- **WORK TO COMPLETE**:
Write the records below out in full, character for character, with no pictures.

-- MATERIALS PROVIDED start --

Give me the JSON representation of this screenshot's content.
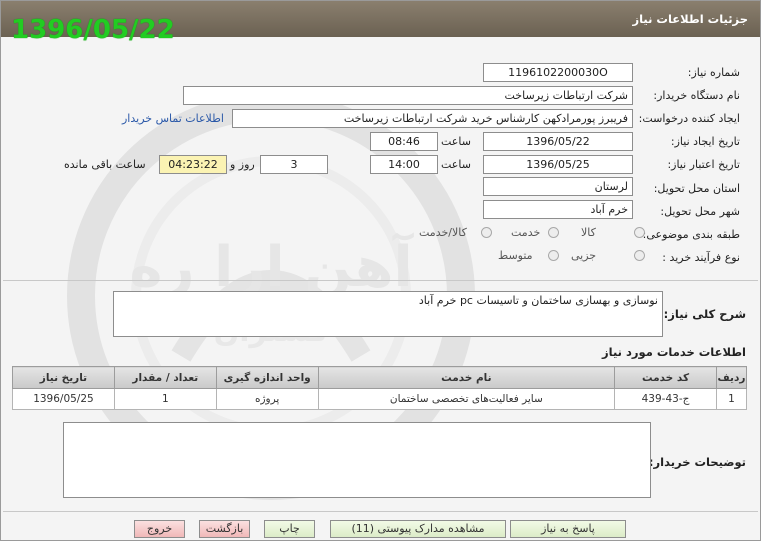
{
  "header": {
    "title": "جزئیات اطلاعات نیاز",
    "date_stamp": "1396/05/22"
  },
  "form": {
    "need_number_label": "شماره نیاز:",
    "need_number": "1196102200030O",
    "buyer_org_label": "نام دستگاه خریدار:",
    "buyer_org": "شرکت ارتباطات زیرساخت",
    "requester_label": "ایجاد کننده درخواست:",
    "requester": "فریبرز پورمرادکهن کارشناس خرید شرکت ارتباطات زیرساخت",
    "contact_link": "اطلاعات تماس خریدار",
    "created_label": "تاریخ ایجاد نیاز:",
    "created_date": "1396/05/22",
    "time_label": "ساعت",
    "created_time": "08:46",
    "valid_label": "تاریخ اعتبار نیاز:",
    "valid_date": "1396/05/25",
    "valid_time": "14:00",
    "days_value": "3",
    "days_label": "روز و",
    "remaining_time": "04:23:22",
    "remaining_label": "ساعت باقی مانده",
    "province_label": "استان محل تحویل:",
    "province": "لرستان",
    "city_label": "شهر محل تحویل:",
    "city": "خرم آباد",
    "category_label": "طبقه بندی موضوعی:",
    "category_options": [
      "کالا",
      "خدمت",
      "کالا/خدمت"
    ],
    "category_selected": "خدمت",
    "process_label": "نوع فرآیند خرید :",
    "process_options": [
      "جزیی",
      "متوسط"
    ],
    "process_selected": "متوسط"
  },
  "general_desc": {
    "label": "شرح کلی نیاز:",
    "text": "نوسازی و بهسازی ساختمان و تاسیسات pc خرم آباد"
  },
  "services": {
    "title": "اطلاعات خدمات مورد نیاز",
    "columns": [
      "ردیف",
      "کد خدمت",
      "نام خدمت",
      "واحد اندازه گیری",
      "تعداد / مقدار",
      "تاریخ نیاز"
    ],
    "rows": [
      [
        "1",
        "ج-43-439",
        "سایر فعالیت‌های تخصصی ساختمان",
        "پروژه",
        "1",
        "1396/05/25"
      ]
    ]
  },
  "buyer_notes": {
    "label": "توضیحات خریدار:",
    "text": ""
  },
  "buttons": {
    "reply": "پاسخ به نیاز",
    "attachments": "مشاهده مدارک پیوستی (11)",
    "print": "چاپ",
    "back": "بازگشت",
    "exit": "خروج"
  },
  "watermark": {
    "text": "آهن ارا ره",
    "subtext": "گستران"
  },
  "colors": {
    "title_bar": "#6b6152",
    "date_stamp": "#22cc22",
    "link": "#2a58a8",
    "remaining_bg": "#fbf3b3"
  }
}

-- MATERIALS PROVIDED end --

- **PROBLEM SOLUTION**:
Give me the JSON representation of this screenshot's content.
{
  "header": {
    "title": "جزئیات اطلاعات نیاز",
    "date_stamp": "1396/05/22"
  },
  "form": {
    "need_number_label": "شماره نیاز:",
    "need_number": "1196102200030O",
    "buyer_org_label": "نام دستگاه خریدار:",
    "buyer_org": "شرکت ارتباطات زیرساخت",
    "requester_label": "ایجاد کننده درخواست:",
    "requester": "فریبرز پورمرادکهن کارشناس خرید شرکت ارتباطات زیرساخت",
    "contact_link": "اطلاعات تماس خریدار",
    "created_label": "تاریخ ایجاد نیاز:",
    "created_date": "1396/05/22",
    "time_label": "ساعت",
    "created_time": "08:46",
    "valid_label": "تاریخ اعتبار نیاز:",
    "valid_date": "1396/05/25",
    "valid_time": "14:00",
    "days_value": "3",
    "days_label": "روز و",
    "remaining_time": "04:23:22",
    "remaining_label": "ساعت باقی مانده",
    "province_label": "استان محل تحویل:",
    "province": "لرستان",
    "city_label": "شهر محل تحویل:",
    "city": "خرم آباد",
    "category_label": "طبقه بندی موضوعی:",
    "category_options": [
      "کالا",
      "خدمت",
      "کالا/خدمت"
    ],
    "category_selected": "خدمت",
    "process_label": "نوع فرآیند خرید :",
    "process_options": [
      "جزیی",
      "متوسط"
    ],
    "process_selected": "متوسط"
  },
  "general_desc": {
    "label": "شرح کلی نیاز:",
    "text": "نوسازی و بهسازی ساختمان و تاسیسات pc خرم آباد"
  },
  "services": {
    "title": "اطلاعات خدمات مورد نیاز",
    "columns": [
      "ردیف",
      "کد خدمت",
      "نام خدمت",
      "واحد اندازه گیری",
      "تعداد / مقدار",
      "تاریخ نیاز"
    ],
    "rows": [
      [
        "1",
        "ج-43-439",
        "سایر فعالیت‌های تخصصی ساختمان",
        "پروژه",
        "1",
        "1396/05/25"
      ]
    ]
  },
  "buyer_notes": {
    "label": "توضیحات خریدار:",
    "text": ""
  },
  "buttons": {
    "reply": "پاسخ به نیاز",
    "attachments": "مشاهده مدارک پیوستی (11)",
    "print": "چاپ",
    "back": "بازگشت",
    "exit": "خروج"
  },
  "watermark": {
    "text": "آهن ارا ره",
    "subtext": "گستران"
  },
  "colors": {
    "title_bar": "#6b6152",
    "date_stamp": "#22cc22",
    "link": "#2a58a8",
    "remaining_bg": "#fbf3b3"
  }
}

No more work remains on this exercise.